Entries taken from a collection:
════════════════

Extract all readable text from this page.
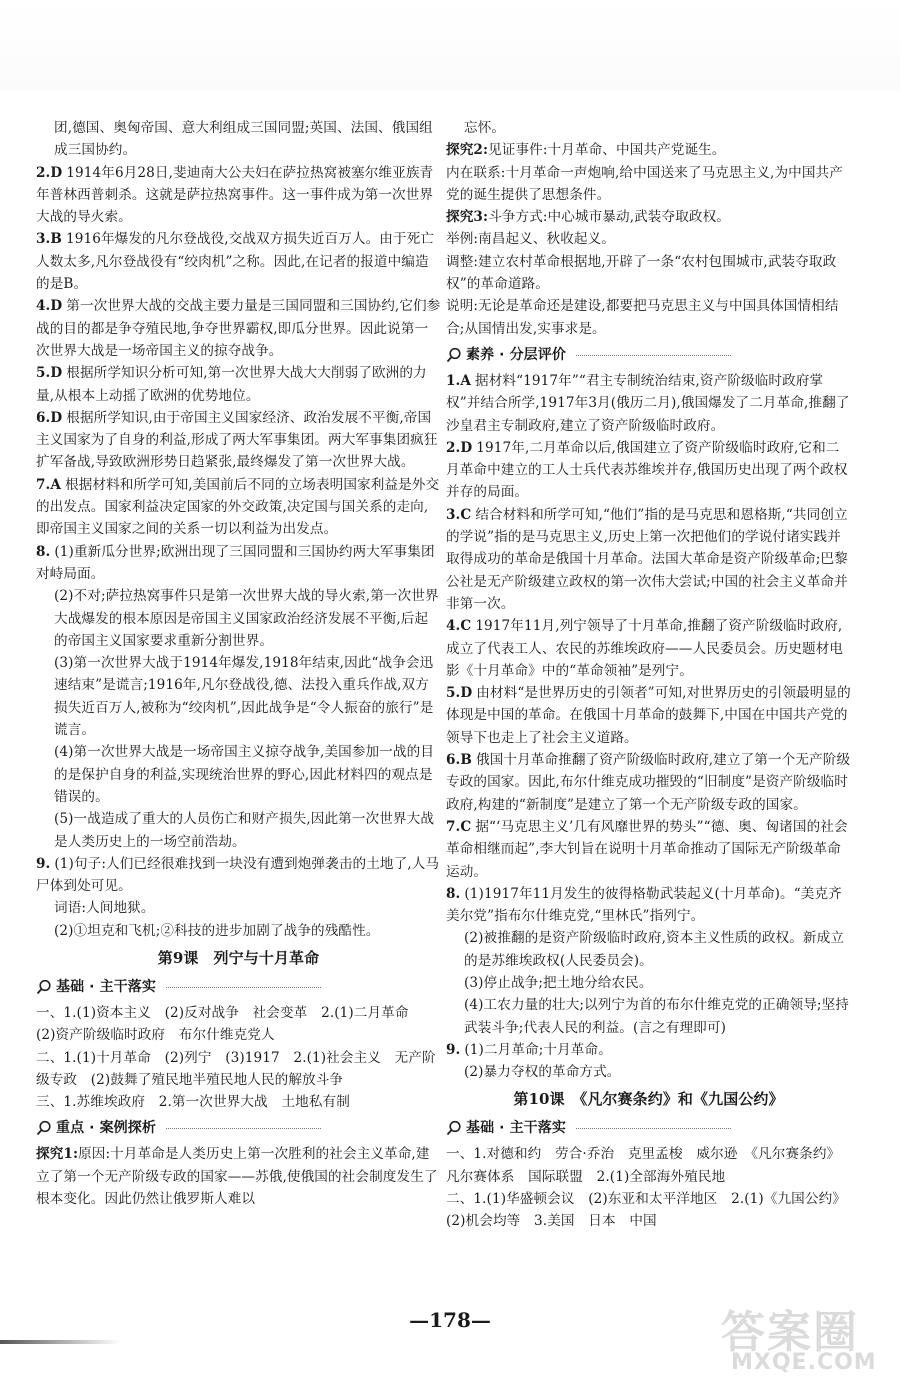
团,德国、奥匈帝国、意大利组成三国同盟;英国、法国、俄国组成三国协约。

2.D 1914年6月28日,斐迪南大公夫妇在萨拉热窝被塞尔维亚族青年普林西普刺杀。这就是萨拉热窝事件。这一事件成为第一次世界大战的导火索。

3.B 1916年爆发的凡尔登战役,交战双方损失近百万人。由于死亡人数太多,凡尔登战役有“绞肉机”之称。因此,在记者的报道中编造的是B。

4.D 第一次世界大战的交战主要力量是三国同盟和三国协约,它们参战的目的都是争夺殖民地,争夺世界霸权,即瓜分世界。因此说第一次世界大战是一场帝国主义的掠夺战争。

5.D 根据所学知识分析可知,第一次世界大战大大削弱了欧洲的力量,从根本上动摇了欧洲的优势地位。

6.D 根据所学知识,由于帝国主义国家经济、政治发展不平衡,帝国主义国家为了自身的利益,形成了两大军事集团。两大军事集团疯狂扩军备战,导致欧洲形势日趋紧张,最终爆发了第一次世界大战。

7.A 根据材料和所学可知,美国前后不同的立场表明国家利益是外交的出发点。国家利益决定国家的外交政策,决定国与国关系的走向,即帝国主义国家之间的关系一切以利益为出发点。

8. (1)重新瓜分世界;欧洲出现了三国同盟和三国协约两大军事集团对峙局面。

(2)不对;萨拉热窝事件只是第一次世界大战的导火索,第一次世界大战爆发的根本原因是帝国主义国家政治经济发展不平衡,后起的帝国主义国家要求重新分割世界。

(3)第一次世界大战于1914年爆发,1918年结束,因此“战争会迅速结束”是谎言;1916年,凡尔登战役,德、法投入重兵作战,双方损失近百万人,被称为“绞肉机”,因此战争是“令人振奋的旅行”是谎言。

(4)第一次世界大战是一场帝国主义掠夺战争,美国参加一战的目的是保护自身的利益,实现统治世界的野心,因此材料四的观点是错误的。

(5)一战造成了重大的人员伤亡和财产损失,因此第一次世界大战是人类历史上的一场空前浩劫。

9. (1)句子:人们已经很难找到一块没有遭到炮弹袭击的土地了,人马尸体到处可见。

词语:人间地狱。

(2)①坦克和飞机;②科技的进步加剧了战争的残酷性。

第9课　列宁与十月革命
基础 · 主干落实

一、1.(1)资本主义　(2)反对战争　社会变革　2.(1)二月革命　(2)资产阶级临时政府　布尔什维克党人

二、1.(1)十月革命　(2)列宁　(3)1917　2.(1)社会主义　无产阶级专政　(2)鼓舞了殖民地半殖民地人民的解放斗争

三、1.苏维埃政府　2.第一次世界大战　土地私有制

重点 · 案例探析

探究1:原因:十月革命是人类历史上第一次胜利的社会主义革命,建立了第一个无产阶级专政的国家——苏俄,使俄国的社会制度发生了根本变化。因此仍然让俄罗斯人难以

忘怀。

探究2:见证事件:十月革命、中国共产党诞生。

内在联系:十月革命一声炮响,给中国送来了马克思主义,为中国共产党的诞生提供了思想条件。

探究3:斗争方式:中心城市暴动,武装夺取政权。

举例:南昌起义、秋收起义。

调整:建立农村革命根据地,开辟了一条“农村包围城市,武装夺取政权”的革命道路。

说明:无论是革命还是建设,都要把马克思主义与中国具体国情相结合;从国情出发,实事求是。

素养 · 分层评价

1.A 据材料“1917年”“君主专制统治结束,资产阶级临时政府掌权”并结合所学,1917年3月(俄历二月),俄国爆发了二月革命,推翻了沙皇君主专制政府,建立了资产阶级临时政府。

2.D 1917年,二月革命以后,俄国建立了资产阶级临时政府,它和二月革命中建立的工人士兵代表苏维埃并存,俄国历史出现了两个政权并存的局面。

3.C 结合材料和所学可知,“他们”指的是马克思和恩格斯,“共同创立的学说”指的是马克思主义,历史上第一次把他们的学说付诸实践并取得成功的革命是俄国十月革命。法国大革命是资产阶级革命;巴黎公社是无产阶级建立政权的第一次伟大尝试;中国的社会主义革命并非第一次。

4.C 1917年11月,列宁领导了十月革命,推翻了资产阶级临时政府,成立了代表工人、农民的苏维埃政府——人民委员会。历史题材电影《十月革命》中的“革命领袖”是列宁。

5.D 由材料“是世界历史的引领者”可知,对世界历史的引领最明显的体现是中国的革命。在俄国十月革命的鼓舞下,中国在中国共产党的领导下也走上了社会主义道路。

6.B 俄国十月革命推翻了资产阶级临时政府,建立了第一个无产阶级专政的国家。因此,布尔什维克成功摧毁的“旧制度”是资产阶级临时政府,构建的“新制度”是建立了第一个无产阶级专政的国家。

7.C 据“‘马克思主义’几有风靡世界的势头”“德、奥、匈诸国的社会革命相继而起”,李大钊旨在说明十月革命推动了国际无产阶级革命运动。

8. (1)1917年11月发生的彼得格勒武装起义(十月革命)。“美克齐美尔党”指布尔什维克党,“里林氏”指列宁。

(2)被推翻的是资产阶级临时政府,资本主义性质的政权。新成立的是苏维埃政权(人民委员会)。

(3)停止战争;把土地分给农民。

(4)工农力量的壮大;以列宁为首的布尔什维克党的正确领导;坚持武装斗争;代表人民的利益。(言之有理即可)

9. (1)二月革命;十月革命。

(2)暴力夺权的革命方式。

第10课　《凡尔赛条约》和《九国公约》
基础 · 主干落实

一、1.对德和约　劳合·乔治　克里孟梭　威尔逊　《凡尔赛条约》　凡尔赛体系　国际联盟　2.(1)全部海外殖民地

二、1.(1)华盛顿会议　(2)东亚和太平洋地区　2.(1)《九国公约》　(2)机会均等　3.美国　日本　中国

—178—	答案圈
MXQE.COM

════════════════

> _GOAL_
Quote each record exactly as it stands, minus the pictures.

> _THE RESPONSE_
Extract all readable text from this page.
团,德国、奥匈帝国、意大利组成三国同盟;英国、法国、俄国组成三国协约。

2.D 1914年6月28日,斐迪南大公夫妇在萨拉热窝被塞尔维亚族青年普林西普刺杀。这就是萨拉热窝事件。这一事件成为第一次世界大战的导火索。

3.B 1916年爆发的凡尔登战役,交战双方损失近百万人。由于死亡人数太多,凡尔登战役有“绞肉机”之称。因此,在记者的报道中编造的是B。

4.D 第一次世界大战的交战主要力量是三国同盟和三国协约,它们参战的目的都是争夺殖民地,争夺世界霸权,即瓜分世界。因此说第一次世界大战是一场帝国主义的掠夺战争。

5.D 根据所学知识分析可知,第一次世界大战大大削弱了欧洲的力量,从根本上动摇了欧洲的优势地位。

6.D 根据所学知识,由于帝国主义国家经济、政治发展不平衡,帝国主义国家为了自身的利益,形成了两大军事集团。两大军事集团疯狂扩军备战,导致欧洲形势日趋紧张,最终爆发了第一次世界大战。

7.A 根据材料和所学可知,美国前后不同的立场表明国家利益是外交的出发点。国家利益决定国家的外交政策,决定国与国关系的走向,即帝国主义国家之间的关系一切以利益为出发点。

8. (1)重新瓜分世界;欧洲出现了三国同盟和三国协约两大军事集团对峙局面。

(2)不对;萨拉热窝事件只是第一次世界大战的导火索,第一次世界大战爆发的根本原因是帝国主义国家政治经济发展不平衡,后起的帝国主义国家要求重新分割世界。

(3)第一次世界大战于1914年爆发,1918年结束,因此“战争会迅速结束”是谎言;1916年,凡尔登战役,德、法投入重兵作战,双方损失近百万人,被称为“绞肉机”,因此战争是“令人振奋的旅行”是谎言。

(4)第一次世界大战是一场帝国主义掠夺战争,美国参加一战的目的是保护自身的利益,实现统治世界的野心,因此材料四的观点是错误的。

(5)一战造成了重大的人员伤亡和财产损失,因此第一次世界大战是人类历史上的一场空前浩劫。

9. (1)句子:人们已经很难找到一块没有遭到炮弹袭击的土地了,人马尸体到处可见。

词语:人间地狱。

(2)①坦克和飞机;②科技的进步加剧了战争的残酷性。

第9课　列宁与十月革命
基础 · 主干落实

一、1.(1)资本主义　(2)反对战争　社会变革　2.(1)二月革命　(2)资产阶级临时政府　布尔什维克党人

二、1.(1)十月革命　(2)列宁　(3)1917　2.(1)社会主义　无产阶级专政　(2)鼓舞了殖民地半殖民地人民的解放斗争

三、1.苏维埃政府　2.第一次世界大战　土地私有制

重点 · 案例探析

探究1:原因:十月革命是人类历史上第一次胜利的社会主义革命,建立了第一个无产阶级专政的国家——苏俄,使俄国的社会制度发生了根本变化。因此仍然让俄罗斯人难以

忘怀。

探究2:见证事件:十月革命、中国共产党诞生。

内在联系:十月革命一声炮响,给中国送来了马克思主义,为中国共产党的诞生提供了思想条件。

探究3:斗争方式:中心城市暴动,武装夺取政权。

举例:南昌起义、秋收起义。

调整:建立农村革命根据地,开辟了一条“农村包围城市,武装夺取政权”的革命道路。

说明:无论是革命还是建设,都要把马克思主义与中国具体国情相结合;从国情出发,实事求是。

素养 · 分层评价

1.A 据材料“1917年”“君主专制统治结束,资产阶级临时政府掌权”并结合所学,1917年3月(俄历二月),俄国爆发了二月革命,推翻了沙皇君主专制政府,建立了资产阶级临时政府。

2.D 1917年,二月革命以后,俄国建立了资产阶级临时政府,它和二月革命中建立的工人士兵代表苏维埃并存,俄国历史出现了两个政权并存的局面。

3.C 结合材料和所学可知,“他们”指的是马克思和恩格斯,“共同创立的学说”指的是马克思主义,历史上第一次把他们的学说付诸实践并取得成功的革命是俄国十月革命。法国大革命是资产阶级革命;巴黎公社是无产阶级建立政权的第一次伟大尝试;中国的社会主义革命并非第一次。

4.C 1917年11月,列宁领导了十月革命,推翻了资产阶级临时政府,成立了代表工人、农民的苏维埃政府——人民委员会。历史题材电影《十月革命》中的“革命领袖”是列宁。

5.D 由材料“是世界历史的引领者”可知,对世界历史的引领最明显的体现是中国的革命。在俄国十月革命的鼓舞下,中国在中国共产党的领导下也走上了社会主义道路。

6.B 俄国十月革命推翻了资产阶级临时政府,建立了第一个无产阶级专政的国家。因此,布尔什维克成功摧毁的“旧制度”是资产阶级临时政府,构建的“新制度”是建立了第一个无产阶级专政的国家。

7.C 据“‘马克思主义’几有风靡世界的势头”“德、奥、匈诸国的社会革命相继而起”,李大钊旨在说明十月革命推动了国际无产阶级革命运动。

8. (1)1917年11月发生的彼得格勒武装起义(十月革命)。“美克齐美尔党”指布尔什维克党,“里林氏”指列宁。

(2)被推翻的是资产阶级临时政府,资本主义性质的政权。新成立的是苏维埃政权(人民委员会)。

(3)停止战争;把土地分给农民。

(4)工农力量的壮大;以列宁为首的布尔什维克党的正确领导;坚持武装斗争;代表人民的利益。(言之有理即可)

9. (1)二月革命;十月革命。

(2)暴力夺权的革命方式。

第10课　《凡尔赛条约》和《九国公约》
基础 · 主干落实

一、1.对德和约　劳合·乔治　克里孟梭　威尔逊　《凡尔赛条约》　凡尔赛体系　国际联盟　2.(1)全部海外殖民地

二、1.(1)华盛顿会议　(2)东亚和太平洋地区　2.(1)《九国公约》　(2)机会均等　3.美国　日本　中国

—178—	答案圈
MXQE.COM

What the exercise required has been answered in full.